Given instruction:
Output each entry below as it stands, leaving out every picture.

(Items listed in a dataset)
************

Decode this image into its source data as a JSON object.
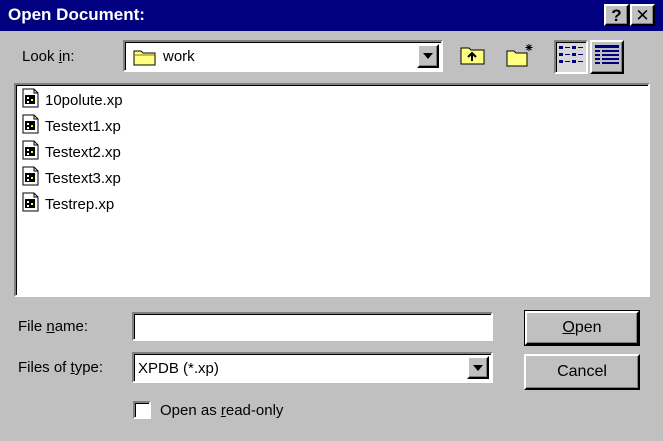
{
  "dialog": {
    "title": "Open Document:",
    "help_glyph": "?",
    "close_glyph": "✕"
  },
  "look_in": {
    "label_pre": "Look ",
    "label_accel": "i",
    "label_post": "n:",
    "value": "work",
    "folder_icon": "folder-icon"
  },
  "toolbar": {
    "up_folder": "up-one-level-icon",
    "new_folder": "create-new-folder-icon",
    "list_view": "list-view-icon",
    "details_view": "details-view-icon",
    "active_view": "list"
  },
  "files": [
    {
      "name": "10polute.xp",
      "icon": "xp-document-icon"
    },
    {
      "name": "Testext1.xp",
      "icon": "xp-document-icon"
    },
    {
      "name": "Testext2.xp",
      "icon": "xp-document-icon"
    },
    {
      "name": "Testext3.xp",
      "icon": "xp-document-icon"
    },
    {
      "name": "Testrep.xp",
      "icon": "xp-document-icon"
    }
  ],
  "file_name": {
    "label_pre": "File ",
    "label_accel": "n",
    "label_post": "ame:",
    "value": ""
  },
  "file_type": {
    "label_pre": "Files of ",
    "label_accel": "t",
    "label_post": "ype:",
    "value": "XPDB (*.xp)"
  },
  "buttons": {
    "open_accel": "O",
    "open_rest": "pen",
    "cancel": "Cancel"
  },
  "read_only": {
    "label_pre": "Open as ",
    "label_accel": "r",
    "label_post": "ead-only",
    "checked": false
  }
}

************

Result of this exercise:
Decode this image into its source data as a JSON object.
{
  "dialog": {
    "title": "Open Document:",
    "help_glyph": "?",
    "close_glyph": "✕"
  },
  "look_in": {
    "label_pre": "Look ",
    "label_accel": "i",
    "label_post": "n:",
    "value": "work",
    "folder_icon": "folder-icon"
  },
  "toolbar": {
    "up_folder": "up-one-level-icon",
    "new_folder": "create-new-folder-icon",
    "list_view": "list-view-icon",
    "details_view": "details-view-icon",
    "active_view": "list"
  },
  "files": [
    {
      "name": "10polute.xp",
      "icon": "xp-document-icon"
    },
    {
      "name": "Testext1.xp",
      "icon": "xp-document-icon"
    },
    {
      "name": "Testext2.xp",
      "icon": "xp-document-icon"
    },
    {
      "name": "Testext3.xp",
      "icon": "xp-document-icon"
    },
    {
      "name": "Testrep.xp",
      "icon": "xp-document-icon"
    }
  ],
  "file_name": {
    "label_pre": "File ",
    "label_accel": "n",
    "label_post": "ame:",
    "value": ""
  },
  "file_type": {
    "label_pre": "Files of ",
    "label_accel": "t",
    "label_post": "ype:",
    "value": "XPDB (*.xp)"
  },
  "buttons": {
    "open_accel": "O",
    "open_rest": "pen",
    "cancel": "Cancel"
  },
  "read_only": {
    "label_pre": "Open as ",
    "label_accel": "r",
    "label_post": "ead-only",
    "checked": false
  }
}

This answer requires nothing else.